> **Data supplied**:
--- start ---

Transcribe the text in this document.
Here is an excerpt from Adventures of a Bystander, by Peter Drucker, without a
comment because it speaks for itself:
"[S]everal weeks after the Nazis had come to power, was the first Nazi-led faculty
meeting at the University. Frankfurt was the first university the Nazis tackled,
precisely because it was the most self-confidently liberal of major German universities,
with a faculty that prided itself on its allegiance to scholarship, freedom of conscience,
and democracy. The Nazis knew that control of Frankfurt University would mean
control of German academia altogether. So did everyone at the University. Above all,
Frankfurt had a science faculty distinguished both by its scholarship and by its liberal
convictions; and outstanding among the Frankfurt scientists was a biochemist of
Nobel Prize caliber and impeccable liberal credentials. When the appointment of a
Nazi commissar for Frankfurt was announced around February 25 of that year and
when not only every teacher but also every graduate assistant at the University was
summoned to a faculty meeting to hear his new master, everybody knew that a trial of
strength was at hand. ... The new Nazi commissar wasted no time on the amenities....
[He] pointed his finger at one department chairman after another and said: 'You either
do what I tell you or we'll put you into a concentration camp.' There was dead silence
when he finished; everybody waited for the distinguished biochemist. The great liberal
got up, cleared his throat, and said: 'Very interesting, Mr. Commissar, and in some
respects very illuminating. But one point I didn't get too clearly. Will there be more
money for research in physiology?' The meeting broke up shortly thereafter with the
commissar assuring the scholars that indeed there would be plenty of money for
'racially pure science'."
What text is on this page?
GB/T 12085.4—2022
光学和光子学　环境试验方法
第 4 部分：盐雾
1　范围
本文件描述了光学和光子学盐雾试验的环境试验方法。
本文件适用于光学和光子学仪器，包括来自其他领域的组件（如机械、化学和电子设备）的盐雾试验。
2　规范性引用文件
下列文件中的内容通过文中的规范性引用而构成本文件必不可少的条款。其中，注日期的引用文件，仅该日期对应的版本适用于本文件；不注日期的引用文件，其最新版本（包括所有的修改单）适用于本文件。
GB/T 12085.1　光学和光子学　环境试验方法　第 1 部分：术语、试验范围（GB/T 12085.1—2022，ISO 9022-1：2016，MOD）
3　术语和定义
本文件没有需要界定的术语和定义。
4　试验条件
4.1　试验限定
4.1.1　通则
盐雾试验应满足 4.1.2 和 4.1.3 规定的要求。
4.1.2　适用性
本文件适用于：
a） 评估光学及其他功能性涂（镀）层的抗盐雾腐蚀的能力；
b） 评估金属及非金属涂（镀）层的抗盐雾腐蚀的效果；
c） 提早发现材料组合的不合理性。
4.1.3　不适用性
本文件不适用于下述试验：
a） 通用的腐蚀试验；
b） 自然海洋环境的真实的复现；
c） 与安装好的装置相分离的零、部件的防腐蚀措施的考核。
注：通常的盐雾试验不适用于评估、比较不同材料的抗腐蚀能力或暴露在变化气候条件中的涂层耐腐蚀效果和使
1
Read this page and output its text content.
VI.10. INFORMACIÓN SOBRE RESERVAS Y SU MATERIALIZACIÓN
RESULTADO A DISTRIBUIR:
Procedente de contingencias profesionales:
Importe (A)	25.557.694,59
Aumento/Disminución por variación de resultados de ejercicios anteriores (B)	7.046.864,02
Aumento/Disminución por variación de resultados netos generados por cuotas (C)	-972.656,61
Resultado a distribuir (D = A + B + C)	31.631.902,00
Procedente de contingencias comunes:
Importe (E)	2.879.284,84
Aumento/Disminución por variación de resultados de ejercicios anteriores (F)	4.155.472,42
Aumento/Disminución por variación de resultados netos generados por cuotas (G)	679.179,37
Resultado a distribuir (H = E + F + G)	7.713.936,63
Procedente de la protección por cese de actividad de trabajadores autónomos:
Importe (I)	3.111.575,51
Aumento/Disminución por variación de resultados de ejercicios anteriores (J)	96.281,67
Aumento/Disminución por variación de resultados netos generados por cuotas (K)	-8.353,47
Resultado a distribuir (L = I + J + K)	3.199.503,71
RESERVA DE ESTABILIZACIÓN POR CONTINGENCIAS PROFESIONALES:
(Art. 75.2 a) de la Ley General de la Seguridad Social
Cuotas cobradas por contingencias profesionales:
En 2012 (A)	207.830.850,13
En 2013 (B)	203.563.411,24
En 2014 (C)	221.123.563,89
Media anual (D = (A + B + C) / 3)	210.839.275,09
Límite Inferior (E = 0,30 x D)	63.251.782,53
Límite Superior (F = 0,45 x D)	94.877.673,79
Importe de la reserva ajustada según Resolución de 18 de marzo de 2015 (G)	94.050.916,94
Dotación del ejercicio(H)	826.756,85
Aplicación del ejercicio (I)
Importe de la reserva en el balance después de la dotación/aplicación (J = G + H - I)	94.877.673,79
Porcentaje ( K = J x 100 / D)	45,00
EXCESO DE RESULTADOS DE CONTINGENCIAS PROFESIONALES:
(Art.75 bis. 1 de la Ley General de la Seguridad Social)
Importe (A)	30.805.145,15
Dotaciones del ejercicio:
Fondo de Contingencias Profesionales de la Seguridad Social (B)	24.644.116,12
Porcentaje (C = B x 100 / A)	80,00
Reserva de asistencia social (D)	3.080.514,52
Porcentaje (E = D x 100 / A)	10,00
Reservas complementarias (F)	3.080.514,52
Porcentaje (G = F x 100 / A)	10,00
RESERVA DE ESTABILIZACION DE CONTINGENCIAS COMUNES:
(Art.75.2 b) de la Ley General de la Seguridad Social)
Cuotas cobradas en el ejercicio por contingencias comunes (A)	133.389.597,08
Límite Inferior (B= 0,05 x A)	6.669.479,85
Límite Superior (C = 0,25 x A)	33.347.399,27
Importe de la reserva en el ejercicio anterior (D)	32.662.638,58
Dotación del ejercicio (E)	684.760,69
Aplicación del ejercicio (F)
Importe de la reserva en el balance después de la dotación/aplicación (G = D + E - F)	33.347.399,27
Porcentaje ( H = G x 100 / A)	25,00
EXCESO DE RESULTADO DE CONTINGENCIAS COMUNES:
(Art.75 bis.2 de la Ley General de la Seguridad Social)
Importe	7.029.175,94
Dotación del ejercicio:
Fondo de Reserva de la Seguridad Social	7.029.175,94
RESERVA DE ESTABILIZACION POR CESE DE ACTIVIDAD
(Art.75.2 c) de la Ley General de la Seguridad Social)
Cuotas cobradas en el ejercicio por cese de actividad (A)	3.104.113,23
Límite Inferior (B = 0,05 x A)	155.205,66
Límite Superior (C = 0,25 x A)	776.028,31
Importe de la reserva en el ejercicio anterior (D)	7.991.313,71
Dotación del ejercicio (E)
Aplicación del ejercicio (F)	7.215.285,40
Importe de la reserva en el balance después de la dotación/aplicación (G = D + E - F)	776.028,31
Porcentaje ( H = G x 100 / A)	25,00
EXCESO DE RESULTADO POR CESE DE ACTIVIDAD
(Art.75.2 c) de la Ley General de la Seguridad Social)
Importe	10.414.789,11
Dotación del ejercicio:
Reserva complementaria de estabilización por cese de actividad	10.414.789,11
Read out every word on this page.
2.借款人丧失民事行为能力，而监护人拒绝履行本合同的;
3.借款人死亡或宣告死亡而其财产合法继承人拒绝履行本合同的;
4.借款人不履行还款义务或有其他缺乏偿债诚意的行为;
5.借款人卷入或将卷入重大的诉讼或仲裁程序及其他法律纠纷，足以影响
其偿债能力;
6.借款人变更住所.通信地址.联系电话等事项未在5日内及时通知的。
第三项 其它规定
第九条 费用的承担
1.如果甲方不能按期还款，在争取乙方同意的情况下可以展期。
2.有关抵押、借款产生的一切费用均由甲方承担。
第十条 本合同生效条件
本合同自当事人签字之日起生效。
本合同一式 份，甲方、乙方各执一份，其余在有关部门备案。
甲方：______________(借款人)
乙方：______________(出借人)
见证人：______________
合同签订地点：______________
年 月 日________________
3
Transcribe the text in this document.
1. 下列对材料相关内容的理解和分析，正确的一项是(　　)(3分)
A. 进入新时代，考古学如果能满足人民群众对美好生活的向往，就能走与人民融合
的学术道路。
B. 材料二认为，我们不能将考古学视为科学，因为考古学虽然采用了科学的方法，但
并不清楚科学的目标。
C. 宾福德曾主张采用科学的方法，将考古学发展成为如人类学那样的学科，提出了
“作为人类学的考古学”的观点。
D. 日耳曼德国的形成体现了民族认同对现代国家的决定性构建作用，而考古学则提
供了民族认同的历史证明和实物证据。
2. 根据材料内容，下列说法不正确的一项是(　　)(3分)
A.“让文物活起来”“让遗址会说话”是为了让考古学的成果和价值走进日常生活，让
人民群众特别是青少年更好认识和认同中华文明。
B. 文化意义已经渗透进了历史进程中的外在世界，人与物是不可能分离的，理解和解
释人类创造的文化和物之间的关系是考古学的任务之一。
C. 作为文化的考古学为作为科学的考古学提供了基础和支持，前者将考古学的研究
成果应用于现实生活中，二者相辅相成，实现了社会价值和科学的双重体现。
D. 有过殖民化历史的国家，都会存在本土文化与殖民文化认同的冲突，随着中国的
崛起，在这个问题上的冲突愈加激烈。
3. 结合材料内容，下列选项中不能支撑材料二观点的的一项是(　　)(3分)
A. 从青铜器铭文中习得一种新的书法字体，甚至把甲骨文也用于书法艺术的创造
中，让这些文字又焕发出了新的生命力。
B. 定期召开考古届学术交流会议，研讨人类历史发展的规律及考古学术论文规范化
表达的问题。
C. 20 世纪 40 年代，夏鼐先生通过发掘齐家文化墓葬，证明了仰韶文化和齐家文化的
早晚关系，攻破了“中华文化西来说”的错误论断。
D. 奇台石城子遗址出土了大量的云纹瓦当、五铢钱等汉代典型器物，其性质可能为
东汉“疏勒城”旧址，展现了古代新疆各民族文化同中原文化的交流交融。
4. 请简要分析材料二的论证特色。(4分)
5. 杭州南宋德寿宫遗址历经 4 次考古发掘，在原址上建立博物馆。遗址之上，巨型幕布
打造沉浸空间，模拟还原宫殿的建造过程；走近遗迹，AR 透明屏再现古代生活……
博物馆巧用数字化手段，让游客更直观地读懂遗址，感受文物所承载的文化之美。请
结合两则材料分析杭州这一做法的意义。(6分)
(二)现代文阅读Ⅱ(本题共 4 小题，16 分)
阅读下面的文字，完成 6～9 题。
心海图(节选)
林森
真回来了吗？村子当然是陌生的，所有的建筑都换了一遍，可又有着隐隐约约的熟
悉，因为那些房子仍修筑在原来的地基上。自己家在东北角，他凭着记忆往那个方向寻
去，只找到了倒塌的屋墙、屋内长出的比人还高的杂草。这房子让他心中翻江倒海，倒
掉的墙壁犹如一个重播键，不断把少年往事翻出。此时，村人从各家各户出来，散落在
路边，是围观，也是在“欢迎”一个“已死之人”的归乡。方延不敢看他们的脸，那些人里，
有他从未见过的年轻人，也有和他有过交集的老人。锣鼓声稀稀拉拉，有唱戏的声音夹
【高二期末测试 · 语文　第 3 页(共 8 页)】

--- end ---

> **What is asked**: Pick out lines containing the word "Superior", each one as written.

> **Finished answer**:
Límite Superior (F = 0,45 x D)	94.877.673,79
Límite Superior (C = 0,25 x A)	33.347.399,27
Límite Superior (C = 0,25 x A)	776.028,31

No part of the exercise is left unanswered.